Extract each line holding the word "freight" from the entries.

- [Extracted entries]:
=-=-=

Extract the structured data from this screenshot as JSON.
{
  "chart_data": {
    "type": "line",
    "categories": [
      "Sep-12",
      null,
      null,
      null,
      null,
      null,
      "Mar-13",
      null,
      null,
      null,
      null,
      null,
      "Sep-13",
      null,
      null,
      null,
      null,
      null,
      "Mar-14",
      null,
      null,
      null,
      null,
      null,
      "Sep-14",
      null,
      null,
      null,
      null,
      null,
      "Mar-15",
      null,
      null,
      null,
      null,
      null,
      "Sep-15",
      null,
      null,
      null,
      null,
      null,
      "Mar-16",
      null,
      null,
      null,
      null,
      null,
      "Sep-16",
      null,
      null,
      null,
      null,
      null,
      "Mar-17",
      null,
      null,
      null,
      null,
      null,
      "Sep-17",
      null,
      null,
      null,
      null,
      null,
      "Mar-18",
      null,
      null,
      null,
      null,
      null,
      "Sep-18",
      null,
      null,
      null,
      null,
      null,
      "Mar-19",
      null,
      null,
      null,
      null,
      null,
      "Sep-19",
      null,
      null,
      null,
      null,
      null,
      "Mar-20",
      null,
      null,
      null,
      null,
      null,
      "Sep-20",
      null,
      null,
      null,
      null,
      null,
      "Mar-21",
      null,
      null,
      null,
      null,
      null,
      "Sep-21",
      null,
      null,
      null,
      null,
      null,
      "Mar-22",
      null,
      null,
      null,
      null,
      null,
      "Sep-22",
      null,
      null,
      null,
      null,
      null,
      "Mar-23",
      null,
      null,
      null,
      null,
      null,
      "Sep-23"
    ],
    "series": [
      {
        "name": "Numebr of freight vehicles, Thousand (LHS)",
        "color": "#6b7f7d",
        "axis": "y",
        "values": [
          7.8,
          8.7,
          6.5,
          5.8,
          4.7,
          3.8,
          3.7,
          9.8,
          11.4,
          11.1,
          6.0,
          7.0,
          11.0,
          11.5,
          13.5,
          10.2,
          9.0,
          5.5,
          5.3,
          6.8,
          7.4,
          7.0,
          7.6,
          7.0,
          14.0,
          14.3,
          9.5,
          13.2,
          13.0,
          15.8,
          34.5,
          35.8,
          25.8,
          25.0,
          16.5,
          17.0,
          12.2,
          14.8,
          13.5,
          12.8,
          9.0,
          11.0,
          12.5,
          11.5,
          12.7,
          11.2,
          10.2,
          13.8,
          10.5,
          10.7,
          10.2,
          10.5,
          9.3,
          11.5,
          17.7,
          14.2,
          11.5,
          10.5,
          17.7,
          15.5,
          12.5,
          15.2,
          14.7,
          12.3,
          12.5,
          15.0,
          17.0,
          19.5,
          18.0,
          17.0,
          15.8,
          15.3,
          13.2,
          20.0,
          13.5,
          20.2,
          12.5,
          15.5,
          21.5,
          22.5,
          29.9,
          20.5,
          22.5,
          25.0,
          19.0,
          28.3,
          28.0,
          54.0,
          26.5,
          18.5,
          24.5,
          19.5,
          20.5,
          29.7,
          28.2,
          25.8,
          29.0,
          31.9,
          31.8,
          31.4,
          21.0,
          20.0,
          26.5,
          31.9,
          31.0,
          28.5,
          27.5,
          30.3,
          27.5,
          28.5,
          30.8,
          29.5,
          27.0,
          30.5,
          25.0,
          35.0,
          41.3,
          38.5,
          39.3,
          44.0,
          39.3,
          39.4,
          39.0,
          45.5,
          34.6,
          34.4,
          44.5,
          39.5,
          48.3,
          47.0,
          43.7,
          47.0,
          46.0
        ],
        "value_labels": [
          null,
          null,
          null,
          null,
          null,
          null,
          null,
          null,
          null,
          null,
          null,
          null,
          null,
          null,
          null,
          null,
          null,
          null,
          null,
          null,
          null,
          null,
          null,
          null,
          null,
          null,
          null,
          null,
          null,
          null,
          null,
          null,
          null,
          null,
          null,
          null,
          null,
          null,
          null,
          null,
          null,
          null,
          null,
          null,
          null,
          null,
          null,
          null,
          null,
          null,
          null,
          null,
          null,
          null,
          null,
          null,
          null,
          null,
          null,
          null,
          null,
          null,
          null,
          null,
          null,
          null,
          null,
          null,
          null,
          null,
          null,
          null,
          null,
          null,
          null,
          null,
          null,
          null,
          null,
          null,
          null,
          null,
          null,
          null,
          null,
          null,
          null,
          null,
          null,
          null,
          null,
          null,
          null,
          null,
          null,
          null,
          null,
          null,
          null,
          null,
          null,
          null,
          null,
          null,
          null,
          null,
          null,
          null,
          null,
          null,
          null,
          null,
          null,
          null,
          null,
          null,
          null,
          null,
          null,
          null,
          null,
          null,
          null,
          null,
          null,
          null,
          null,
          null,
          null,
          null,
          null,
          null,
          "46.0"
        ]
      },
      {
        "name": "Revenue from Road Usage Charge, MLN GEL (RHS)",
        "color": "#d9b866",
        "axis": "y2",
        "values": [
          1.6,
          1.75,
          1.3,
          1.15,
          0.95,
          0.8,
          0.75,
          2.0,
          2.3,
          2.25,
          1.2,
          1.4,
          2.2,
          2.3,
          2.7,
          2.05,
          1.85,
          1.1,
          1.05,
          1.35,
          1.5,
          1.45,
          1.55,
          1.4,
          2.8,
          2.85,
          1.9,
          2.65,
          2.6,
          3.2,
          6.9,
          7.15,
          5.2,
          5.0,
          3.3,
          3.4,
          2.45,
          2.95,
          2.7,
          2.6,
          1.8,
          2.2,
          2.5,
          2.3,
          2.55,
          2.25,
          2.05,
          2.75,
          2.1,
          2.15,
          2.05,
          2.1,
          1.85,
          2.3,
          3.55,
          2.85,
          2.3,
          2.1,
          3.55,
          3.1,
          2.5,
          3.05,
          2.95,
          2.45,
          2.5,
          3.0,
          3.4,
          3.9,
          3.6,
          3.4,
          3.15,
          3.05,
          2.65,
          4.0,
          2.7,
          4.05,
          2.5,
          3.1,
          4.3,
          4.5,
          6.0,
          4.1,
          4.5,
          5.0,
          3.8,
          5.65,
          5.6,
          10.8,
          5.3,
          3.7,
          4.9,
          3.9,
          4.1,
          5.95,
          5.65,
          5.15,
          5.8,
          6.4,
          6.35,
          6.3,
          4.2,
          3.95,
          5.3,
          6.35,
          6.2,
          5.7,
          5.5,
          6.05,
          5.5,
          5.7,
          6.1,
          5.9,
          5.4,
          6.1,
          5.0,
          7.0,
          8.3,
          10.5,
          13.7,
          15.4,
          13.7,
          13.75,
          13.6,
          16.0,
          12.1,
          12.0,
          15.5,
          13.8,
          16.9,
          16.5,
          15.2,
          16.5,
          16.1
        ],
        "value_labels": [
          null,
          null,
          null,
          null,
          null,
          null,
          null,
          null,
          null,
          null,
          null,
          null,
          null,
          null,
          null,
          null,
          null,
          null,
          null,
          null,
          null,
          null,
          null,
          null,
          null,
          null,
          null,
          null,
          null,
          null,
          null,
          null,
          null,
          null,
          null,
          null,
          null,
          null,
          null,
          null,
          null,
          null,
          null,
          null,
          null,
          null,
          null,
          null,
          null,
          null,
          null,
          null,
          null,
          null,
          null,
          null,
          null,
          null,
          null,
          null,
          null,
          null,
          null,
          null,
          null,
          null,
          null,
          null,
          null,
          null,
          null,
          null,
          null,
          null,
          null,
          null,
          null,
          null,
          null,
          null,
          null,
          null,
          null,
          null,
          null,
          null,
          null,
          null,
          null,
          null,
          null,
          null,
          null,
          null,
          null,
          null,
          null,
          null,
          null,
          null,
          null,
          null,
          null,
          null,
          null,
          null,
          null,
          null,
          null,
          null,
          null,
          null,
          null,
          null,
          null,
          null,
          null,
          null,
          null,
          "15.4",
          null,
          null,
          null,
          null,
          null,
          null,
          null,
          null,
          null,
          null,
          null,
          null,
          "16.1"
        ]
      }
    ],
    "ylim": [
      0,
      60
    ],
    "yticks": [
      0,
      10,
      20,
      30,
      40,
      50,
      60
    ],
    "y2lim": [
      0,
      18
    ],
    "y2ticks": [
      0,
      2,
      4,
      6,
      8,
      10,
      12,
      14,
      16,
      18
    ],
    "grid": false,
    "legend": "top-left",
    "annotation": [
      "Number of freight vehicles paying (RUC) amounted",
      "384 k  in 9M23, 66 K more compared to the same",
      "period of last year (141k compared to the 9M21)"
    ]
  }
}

=-=-=

- [Full solution]:
        "name": "Numebr of freight vehicles, Thousand (LHS)",
      "Number of freight vehicles paying (RUC) amounted",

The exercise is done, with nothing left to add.